* **Problem**: Convert the listing below into a JSON array of strings, one string per line, skipping blank lines and omitting the picture placeholders.

------

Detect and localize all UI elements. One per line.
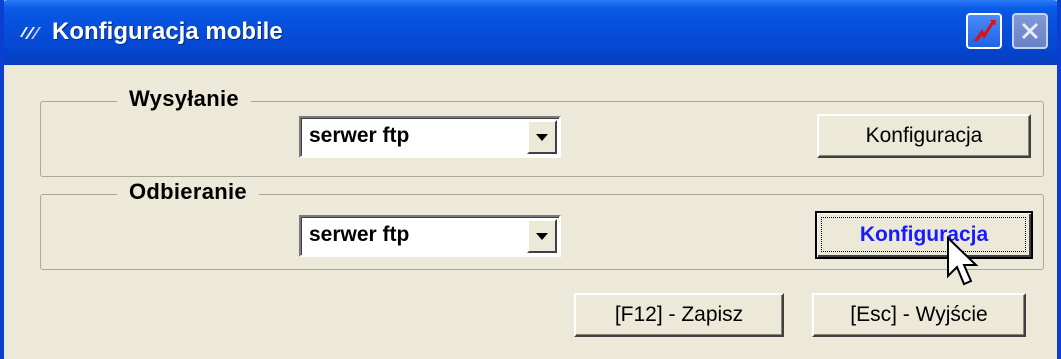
receive-method-value: serwer ftp (309, 223, 410, 246)
app-logo-icon (18, 23, 42, 43)
receive-group-legend: Odbieranie (117, 179, 259, 205)
mouse-pointer-icon (947, 236, 979, 286)
receive-config-button[interactable]: Konfiguracja (815, 211, 1033, 259)
receive-method-select[interactable]: serwer ftp (299, 215, 561, 257)
focus-ring (821, 217, 1026, 252)
mobile-sync-icon (974, 20, 996, 42)
exit-button[interactable]: [Esc] - Wyjście (812, 293, 1026, 337)
send-config-button[interactable]: Konfiguracja (817, 114, 1031, 158)
chevron-down-icon[interactable] (527, 120, 557, 154)
receive-group: Odbieranie serwer ftp Konfiguracja (40, 179, 1044, 270)
title-bar[interactable]: Konfiguracja mobile (4, 0, 1057, 65)
save-button-label: [F12] - Zapisz (614, 303, 744, 326)
send-method-value: serwer ftp (309, 124, 410, 147)
close-button[interactable] (1012, 13, 1048, 49)
exit-button-label: [Esc] - Wyjście (850, 303, 988, 326)
send-config-label: Konfiguracja (865, 124, 983, 147)
send-group-legend: Wysyłanie (117, 86, 251, 112)
chevron-down-icon[interactable] (527, 219, 557, 253)
close-icon (1021, 22, 1039, 40)
mobile-sync-button[interactable] (966, 13, 1002, 49)
send-group: Wysyłanie serwer ftp Konfiguracja (40, 86, 1044, 177)
window-title: Konfiguracja mobile (52, 18, 283, 45)
dialog-window: Konfiguracja mobile Wysyłanie serwer ftp… (0, 0, 1061, 359)
send-method-select[interactable]: serwer ftp (299, 116, 561, 158)
save-button[interactable]: [F12] - Zapisz (574, 293, 784, 337)
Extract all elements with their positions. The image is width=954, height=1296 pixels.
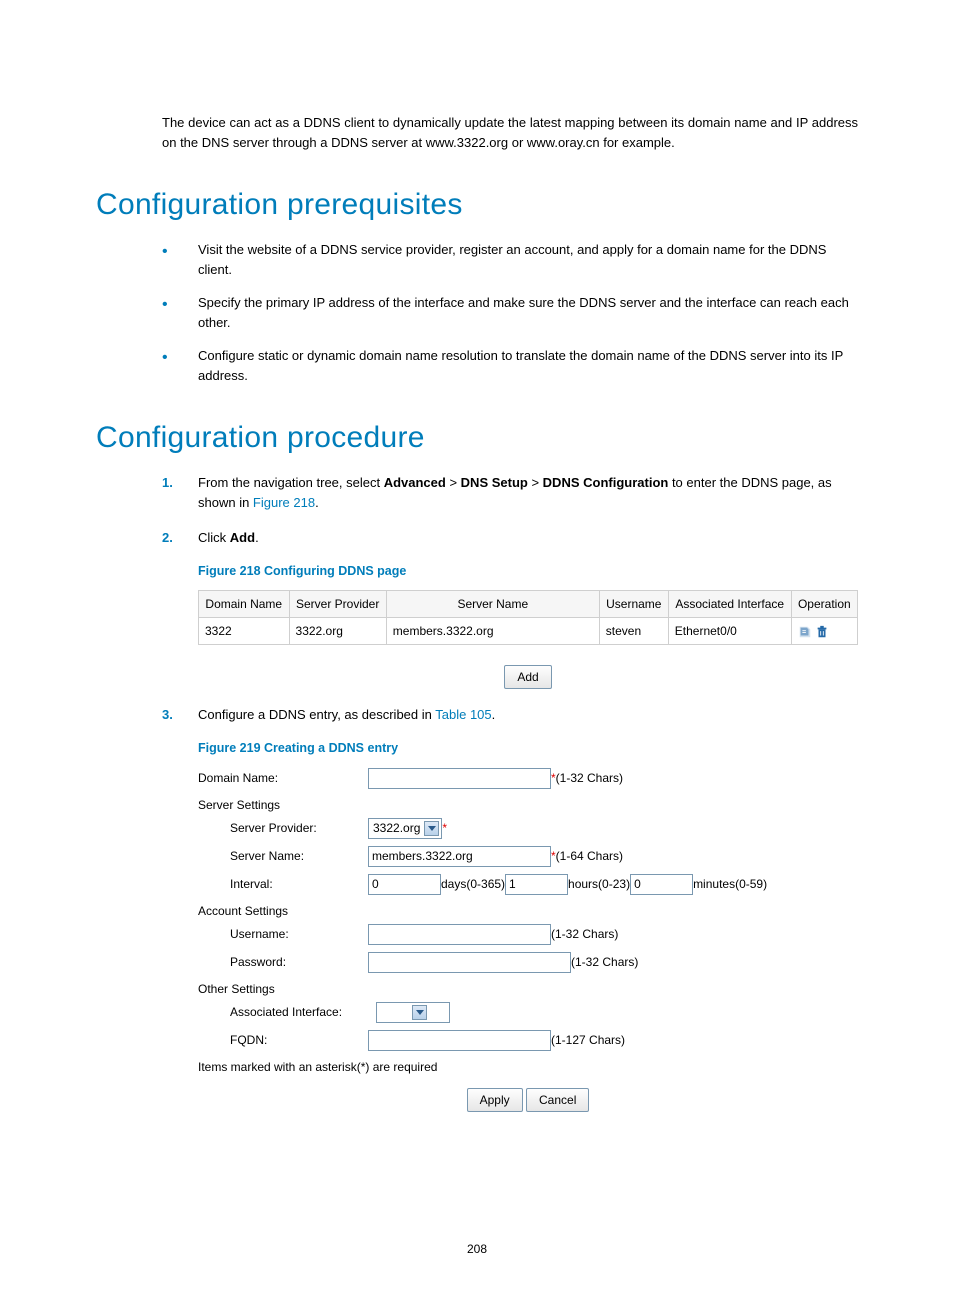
sep: > bbox=[446, 475, 461, 490]
ddns-entry-form: Domain Name: * (1-32 Chars) Server Settin… bbox=[198, 768, 858, 1112]
heading-procedure: Configuration procedure bbox=[96, 421, 858, 455]
apply-button[interactable]: Apply bbox=[467, 1088, 523, 1112]
hint-days: days(0-365) bbox=[441, 875, 505, 893]
step-text: Configure a DDNS entry, as described in bbox=[198, 707, 435, 722]
th-associated-interface: Associated Interface bbox=[668, 591, 791, 618]
label-server-name: Server Name: bbox=[198, 847, 368, 865]
hint-domain: (1-32 Chars) bbox=[556, 769, 623, 787]
cell-domain: 3322 bbox=[199, 618, 290, 645]
label-fqdn: FQDN: bbox=[198, 1031, 368, 1049]
prereq-list: Visit the website of a DDNS service prov… bbox=[162, 240, 858, 385]
ddns-table: Domain Name Server Provider Server Name … bbox=[198, 590, 858, 645]
required-footer: Items marked with an asterisk(*) are req… bbox=[198, 1058, 858, 1076]
prereq-item: Specify the primary IP address of the in… bbox=[162, 293, 858, 332]
nav-advanced: Advanced bbox=[384, 475, 446, 490]
label-assoc-interface: Associated Interface: bbox=[198, 1003, 376, 1021]
select-value: 3322.org bbox=[373, 819, 420, 837]
server-name-input[interactable] bbox=[368, 846, 551, 867]
figure-219-caption: Figure 219 Creating a DDNS entry bbox=[198, 739, 858, 758]
step-2: Click Add. Figure 218 Configuring DDNS p… bbox=[162, 528, 858, 689]
th-server-provider: Server Provider bbox=[289, 591, 386, 618]
chevron-down-icon bbox=[424, 821, 439, 836]
th-domain-name: Domain Name bbox=[199, 591, 290, 618]
step-text: From the navigation tree, select bbox=[198, 475, 384, 490]
nav-ddns-config: DDNS Configuration bbox=[543, 475, 669, 490]
domain-name-input[interactable] bbox=[368, 768, 551, 789]
th-operation: Operation bbox=[791, 591, 857, 618]
assoc-interface-select[interactable] bbox=[376, 1002, 450, 1023]
interval-minutes-input[interactable] bbox=[630, 874, 693, 895]
label-domain-name: Domain Name: bbox=[198, 769, 368, 787]
step-text: . bbox=[315, 495, 319, 510]
label-password: Password: bbox=[198, 953, 368, 971]
cell-server-name: members.3322.org bbox=[386, 618, 599, 645]
label-interval: Interval: bbox=[198, 875, 368, 893]
hint-username: (1-32 Chars) bbox=[551, 925, 618, 943]
hint-hours: hours(0-23) bbox=[568, 875, 630, 893]
intro-text: The device can act as a DDNS client to d… bbox=[162, 113, 858, 152]
other-settings-heading: Other Settings bbox=[198, 980, 858, 998]
step-text: . bbox=[492, 707, 496, 722]
edit-icon[interactable] bbox=[798, 625, 812, 639]
step-text: Click bbox=[198, 530, 230, 545]
interval-days-input[interactable] bbox=[368, 874, 441, 895]
table-row: 3322 3322.org members.3322.org steven Et… bbox=[199, 618, 858, 645]
hint-password: (1-32 Chars) bbox=[571, 953, 638, 971]
steps-list: From the navigation tree, select Advance… bbox=[162, 473, 858, 1112]
hint-minutes: minutes(0-59) bbox=[693, 875, 767, 893]
figure-218-link[interactable]: Figure 218 bbox=[253, 495, 315, 510]
step-3: Configure a DDNS entry, as described in … bbox=[162, 705, 858, 1111]
nav-dns-setup: DNS Setup bbox=[461, 475, 528, 490]
page-number: 208 bbox=[0, 1242, 954, 1256]
select-value bbox=[381, 1003, 408, 1021]
add-button[interactable]: Add bbox=[504, 665, 551, 689]
hint-server-name: (1-64 Chars) bbox=[556, 847, 623, 865]
cell-assoc-if: Ethernet0/0 bbox=[668, 618, 791, 645]
sep: > bbox=[528, 475, 543, 490]
prereq-item: Configure static or dynamic domain name … bbox=[162, 346, 858, 385]
add-bold: Add bbox=[230, 530, 255, 545]
step-1: From the navigation tree, select Advance… bbox=[162, 473, 858, 512]
hint-fqdn: (1-127 Chars) bbox=[551, 1031, 625, 1049]
prereq-item: Visit the website of a DDNS service prov… bbox=[162, 240, 858, 279]
cell-provider: 3322.org bbox=[289, 618, 386, 645]
th-server-name: Server Name bbox=[386, 591, 599, 618]
password-input[interactable] bbox=[368, 952, 571, 973]
cancel-button[interactable]: Cancel bbox=[526, 1088, 589, 1112]
label-server-provider: Server Provider: bbox=[198, 819, 368, 837]
figure-218-caption: Figure 218 Configuring DDNS page bbox=[198, 562, 858, 581]
step-text: . bbox=[255, 530, 259, 545]
cell-operation bbox=[791, 618, 857, 645]
cell-username: steven bbox=[599, 618, 668, 645]
delete-icon[interactable] bbox=[815, 625, 829, 639]
label-username: Username: bbox=[198, 925, 368, 943]
chevron-down-icon bbox=[412, 1005, 427, 1020]
th-username: Username bbox=[599, 591, 668, 618]
username-input[interactable] bbox=[368, 924, 551, 945]
server-settings-heading: Server Settings bbox=[198, 796, 858, 814]
account-settings-heading: Account Settings bbox=[198, 902, 858, 920]
fqdn-input[interactable] bbox=[368, 1030, 551, 1051]
server-provider-select[interactable]: 3322.org bbox=[368, 818, 442, 839]
heading-prerequisites: Configuration prerequisites bbox=[96, 188, 858, 222]
table-105-link[interactable]: Table 105 bbox=[435, 707, 491, 722]
required-mark: * bbox=[442, 819, 447, 837]
interval-hours-input[interactable] bbox=[505, 874, 568, 895]
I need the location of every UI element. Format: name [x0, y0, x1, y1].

------

* **Final result**:
[
  "Detect and localize all UI elements. One per line.",
  "receive-method-value: serwer ftp (309, 223, 410, 246)",
  "app-logo-icon (18, 23, 42, 43)",
  "receive-group-legend: Odbieranie (117, 179, 259, 205)",
  "mouse-pointer-icon (947, 236, 979, 286)",
  "receive-config-button[interactable]: Konfiguracja (815, 211, 1033, 259)",
  "receive-method-select[interactable]: serwer ftp (299, 215, 561, 257)",
  "focus-ring (821, 217, 1026, 252)",
  "mobile-sync-icon (974, 20, 996, 42)",
  "exit-button[interactable]: [Esc] - Wyjście (812, 293, 1026, 337)",
  "send-config-button[interactable]: Konfiguracja (817, 114, 1031, 158)",
  "chevron-down-icon[interactable] (527, 120, 557, 154)",
  "receive-group: Odbieranie serwer ftp Konfiguracja (40, 179, 1044, 270)",
  "title-bar[interactable]: Konfiguracja mobile (4, 0, 1057, 65)",
  "save-button-label: [F12] - Zapisz (614, 303, 744, 326)",
  "send-method-value: serwer ftp (309, 124, 410, 147)",
  "close-button[interactable] (1012, 13, 1048, 49)",
  "exit-button-label: [Esc] - Wyjście (850, 303, 988, 326)",
  "send-config-label: Konfiguracja (865, 124, 983, 147)",
  "send-group-legend: Wysyłanie (117, 86, 251, 112)",
  "chevron-down-icon[interactable] (527, 219, 557, 253)",
  "close-icon (1021, 22, 1039, 40)",
  "mobile-sync-button[interactable] (966, 13, 1002, 49)",
  "send-group: Wysyłanie serwer ftp Konfiguracja (40, 86, 1044, 177)",
  "window-title: Konfiguracja mobile (52, 18, 283, 45)",
  "dialog-window: Konfiguracja mobile Wysyłanie serwer ftp… (0, 0, 1061, 359)",
  "send-method-select[interactable]: serwer ftp (299, 116, 561, 158)",
  "save-button[interactable]: [F12] - Zapisz (574, 293, 784, 337)",
  "Extract all elements with their positions. The image is width=954, height=1296 pixels.",
  "sep: > bbox=[446, 475, 461, 490]",
  "ddns-entry-form: Domain Name: * (1-32 Chars) Server Settin… bbox=[198, 768, 858, 1112]",
  "heading-procedure: Configuration procedure bbox=[96, 421, 858, 455]",
  "apply-button[interactable]: Apply bbox=[467, 1088, 523, 1112]",
  "hint-days: days(0-365) bbox=[441, 875, 505, 893]",
  "step-text: Configure a DDNS entry, as described in bbox=[198, 707, 435, 722]",
  "th-associated-interface: Associated Interface bbox=[668, 591, 791, 618]",
  "label-server-name: Server Name: bbox=[198, 847, 368, 865]",
  "hint-domain: (1-32 Chars) bbox=[556, 769, 623, 787]",
  "cell-domain: 3322 bbox=[199, 618, 290, 645]",
  "label-fqdn: FQDN: bbox=[198, 1031, 368, 1049]",
  "prereq-list: Visit the website of a DDNS service prov… bbox=[162, 240, 858, 385]",
  "ddns-table: Domain Name Server Provider Server Name … bbox=[198, 590, 858, 645]",
  "required-footer: Items marked with an asterisk(*) are req… bbox=[198, 1058, 858, 1076]",
  "prereq-item: Specify the primary IP address of the in… bbox=[162, 293, 858, 332]",
  "nav-advanced: Advanced bbox=[384, 475, 446, 490]",
  "label-assoc-interface: Associated Interface: bbox=[198, 1003, 376, 1021]",
  "select-value: 3322.org bbox=[373, 819, 420, 837]",
  "server-name-input[interactable] bbox=[368, 846, 551, 867]",
  "figure-219-caption: Figure 219 Creating a DDNS entry bbox=[198, 739, 858, 758]",
  "step-2: Click Add. Figure 218 Configuring DDNS p… bbox=[162, 528, 858, 689]",
  "th-server-provider: Server Provider bbox=[289, 591, 386, 618]",
  "chevron-down-icon bbox=[424, 821, 439, 836]",
  "th-domain-name: Domain Name bbox=[199, 591, 290, 618]",
  "step-text: From the navigation tree, select bbox=[198, 475, 384, 490]",
  "nav-ddns-config: DDNS Configuration bbox=[543, 475, 669, 490]",
  "domain-name-input[interactable] bbox=[368, 768, 551, 789]",
  "th-operation: Operation bbox=[791, 591, 857, 618]",
  "assoc-interface-select[interactable] bbox=[376, 1002, 450, 1023]",
  "interval-minutes-input[interactable] bbox=[630, 874, 693, 895]",
  "label-domain-name: Domain Name: bbox=[198, 769, 368, 787]",
  "step-text: . bbox=[315, 495, 319, 510]",
  "label-password: Password: bbox=[198, 953, 368, 971]",
  "cell-server-name: members.3322.org bbox=[386, 618, 599, 645]",
  "label-interval: Interval: bbox=[198, 875, 368, 893]",
  "hint-username: (1-32 Chars) bbox=[551, 925, 618, 943]",
  "hint-hours: hours(0-23) bbox=[568, 875, 630, 893]",
  "intro-text: The device can act as a DDNS client to d… bbox=[162, 113, 858, 152]",
  "other-settings-heading: Other Settings bbox=[198, 980, 858, 998]",
  "step-text: . bbox=[492, 707, 496, 722]",
  "edit-icon[interactable] bbox=[798, 625, 812, 639]",
  "step-text: Click bbox=[198, 530, 230, 545]",
  "interval-days-input[interactable] bbox=[368, 874, 441, 895]",
  "table-row: 3322 3322.org members.3322.org steven Et… bbox=[199, 618, 858, 645]",
  "hint-password: (1-32 Chars) bbox=[571, 953, 638, 971]",
  "steps-list: From the navigation tree, select Advance… bbox=[162, 473, 858, 1112]",
  "hint-minutes: minutes(0-59) bbox=[693, 875, 767, 893]",
  "figure-218-link[interactable]: Figure 218 bbox=[253, 495, 315, 510]",
  "step-3: Configure a DDNS entry, as described in … bbox=[162, 705, 858, 1111]",
  "nav-dns-setup: DNS Setup bbox=[461, 475, 528, 490]",
  "page-number: 208 bbox=[0, 1242, 954, 1256]",
  "select-value bbox=[381, 1003, 408, 1021]",
  "add-button[interactable]: Add bbox=[504, 665, 551, 689]",
  "hint-server-name: (1-64 Chars) bbox=[556, 847, 623, 865]",
  "cell-assoc-if: Ethernet0/0 bbox=[668, 618, 791, 645]",
  "sep: > bbox=[528, 475, 543, 490]",
  "prereq-item: Configure static or dynamic domain name … bbox=[162, 346, 858, 385]",
  "add-bold: Add bbox=[230, 530, 255, 545]",
  "step-1: From the navigation tree, select Advance… bbox=[162, 473, 858, 512]",
  "hint-fqdn: (1-127 Chars) bbox=[551, 1031, 625, 1049]",
  "prereq-item: Visit the website of a DDNS service prov… bbox=[162, 240, 858, 279]",
  "cell-provider: 3322.org bbox=[289, 618, 386, 645]",
  "th-server-name: Server Name bbox=[386, 591, 599, 618]",
  "password-input[interactable] bbox=[368, 952, 571, 973]",
  "cancel-button[interactable]: Cancel bbox=[526, 1088, 589, 1112]",
  "label-server-provider: Server Provider: bbox=[198, 819, 368, 837]",
  "figure-218-caption: Figure 218 Configuring DDNS page bbox=[198, 562, 858, 581]",
  "step-text: . bbox=[255, 530, 259, 545]",
  "cell-operation bbox=[791, 618, 857, 645]",
  "cell-username: steven bbox=[599, 618, 668, 645]",
  "delete-icon[interactable] bbox=[815, 625, 829, 639]",
  "label-username: Username: bbox=[198, 925, 368, 943]",
  "chevron-down-icon bbox=[412, 1005, 427, 1020]",
  "th-username: Username bbox=[599, 591, 668, 618]",
  "username-input[interactable] bbox=[368, 924, 551, 945]",
  "server-settings-heading: Server Settings bbox=[198, 796, 858, 814]",
  "account-settings-heading: Account Settings bbox=[198, 902, 858, 920]",
  "fqdn-input[interactable] bbox=[368, 1030, 551, 1051]",
  "server-provider-select[interactable]: 3322.org bbox=[368, 818, 442, 839]",
  "heading-prerequisites: Configuration prerequisites bbox=[96, 188, 858, 222]",
  "table-105-link[interactable]: Table 105 bbox=[435, 707, 491, 722]",
  "required-mark: * bbox=[442, 819, 447, 837]",
  "interval-hours-input[interactable] bbox=[505, 874, 568, 895]",
  "I need the location of every UI element. Format: name [x0, y0, x1, y1]."
]